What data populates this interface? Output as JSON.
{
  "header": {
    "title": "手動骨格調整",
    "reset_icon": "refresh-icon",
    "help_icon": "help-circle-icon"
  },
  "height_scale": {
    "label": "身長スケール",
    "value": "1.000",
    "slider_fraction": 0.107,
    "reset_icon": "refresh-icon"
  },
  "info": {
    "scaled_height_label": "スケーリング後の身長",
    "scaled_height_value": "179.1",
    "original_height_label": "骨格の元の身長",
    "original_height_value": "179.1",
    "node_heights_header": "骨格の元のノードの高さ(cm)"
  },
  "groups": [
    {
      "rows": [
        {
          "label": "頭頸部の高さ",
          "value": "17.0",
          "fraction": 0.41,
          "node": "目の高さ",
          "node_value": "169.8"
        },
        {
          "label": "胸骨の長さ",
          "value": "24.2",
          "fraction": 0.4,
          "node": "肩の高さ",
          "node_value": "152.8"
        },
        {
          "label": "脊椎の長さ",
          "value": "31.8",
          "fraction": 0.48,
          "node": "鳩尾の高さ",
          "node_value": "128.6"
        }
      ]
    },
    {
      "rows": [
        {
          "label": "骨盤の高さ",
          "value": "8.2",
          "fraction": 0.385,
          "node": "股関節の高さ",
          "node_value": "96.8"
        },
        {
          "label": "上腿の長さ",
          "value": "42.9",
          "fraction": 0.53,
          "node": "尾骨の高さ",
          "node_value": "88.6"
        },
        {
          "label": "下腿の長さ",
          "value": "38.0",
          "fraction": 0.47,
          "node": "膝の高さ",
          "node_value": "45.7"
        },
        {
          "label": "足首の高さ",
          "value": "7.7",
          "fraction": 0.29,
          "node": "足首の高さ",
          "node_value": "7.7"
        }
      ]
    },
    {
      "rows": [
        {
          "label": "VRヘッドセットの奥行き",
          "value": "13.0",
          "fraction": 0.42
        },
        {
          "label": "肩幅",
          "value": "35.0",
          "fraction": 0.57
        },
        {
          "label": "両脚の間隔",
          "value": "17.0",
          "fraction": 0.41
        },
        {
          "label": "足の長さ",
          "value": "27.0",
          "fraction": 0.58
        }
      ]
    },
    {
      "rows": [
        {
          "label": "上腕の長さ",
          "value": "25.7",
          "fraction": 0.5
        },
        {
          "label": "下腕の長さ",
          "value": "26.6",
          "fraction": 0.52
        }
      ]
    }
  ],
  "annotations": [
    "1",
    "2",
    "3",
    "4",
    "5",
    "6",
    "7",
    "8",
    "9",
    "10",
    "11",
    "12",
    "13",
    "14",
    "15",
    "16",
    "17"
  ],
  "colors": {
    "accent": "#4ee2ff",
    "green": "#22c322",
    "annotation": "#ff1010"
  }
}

■ ■ ■

TO BE DONE: All entries shown above should be printed again exactly.

WRITTEN SOLUTION:
What data populates this interface? Output as JSON.
{
  "header": {
    "title": "手動骨格調整",
    "reset_icon": "refresh-icon",
    "help_icon": "help-circle-icon"
  },
  "height_scale": {
    "label": "身長スケール",
    "value": "1.000",
    "slider_fraction": 0.107,
    "reset_icon": "refresh-icon"
  },
  "info": {
    "scaled_height_label": "スケーリング後の身長",
    "scaled_height_value": "179.1",
    "original_height_label": "骨格の元の身長",
    "original_height_value": "179.1",
    "node_heights_header": "骨格の元のノードの高さ(cm)"
  },
  "groups": [
    {
      "rows": [
        {
          "label": "頭頸部の高さ",
          "value": "17.0",
          "fraction": 0.41,
          "node": "目の高さ",
          "node_value": "169.8"
        },
        {
          "label": "胸骨の長さ",
          "value": "24.2",
          "fraction": 0.4,
          "node": "肩の高さ",
          "node_value": "152.8"
        },
        {
          "label": "脊椎の長さ",
          "value": "31.8",
          "fraction": 0.48,
          "node": "鳩尾の高さ",
          "node_value": "128.6"
        }
      ]
    },
    {
      "rows": [
        {
          "label": "骨盤の高さ",
          "value": "8.2",
          "fraction": 0.385,
          "node": "股関節の高さ",
          "node_value": "96.8"
        },
        {
          "label": "上腿の長さ",
          "value": "42.9",
          "fraction": 0.53,
          "node": "尾骨の高さ",
          "node_value": "88.6"
        },
        {
          "label": "下腿の長さ",
          "value": "38.0",
          "fraction": 0.47,
          "node": "膝の高さ",
          "node_value": "45.7"
        },
        {
          "label": "足首の高さ",
          "value": "7.7",
          "fraction": 0.29,
          "node": "足首の高さ",
          "node_value": "7.7"
        }
      ]
    },
    {
      "rows": [
        {
          "label": "VRヘッドセットの奥行き",
          "value": "13.0",
          "fraction": 0.42
        },
        {
          "label": "肩幅",
          "value": "35.0",
          "fraction": 0.57
        },
        {
          "label": "両脚の間隔",
          "value": "17.0",
          "fraction": 0.41
        },
        {
          "label": "足の長さ",
          "value": "27.0",
          "fraction": 0.58
        }
      ]
    },
    {
      "rows": [
        {
          "label": "上腕の長さ",
          "value": "25.7",
          "fraction": 0.5
        },
        {
          "label": "下腕の長さ",
          "value": "26.6",
          "fraction": 0.52
        }
      ]
    }
  ],
  "annotations": [
    "1",
    "2",
    "3",
    "4",
    "5",
    "6",
    "7",
    "8",
    "9",
    "10",
    "11",
    "12",
    "13",
    "14",
    "15",
    "16",
    "17"
  ],
  "colors": {
    "accent": "#4ee2ff",
    "green": "#22c322",
    "annotation": "#ff1010"
  }
}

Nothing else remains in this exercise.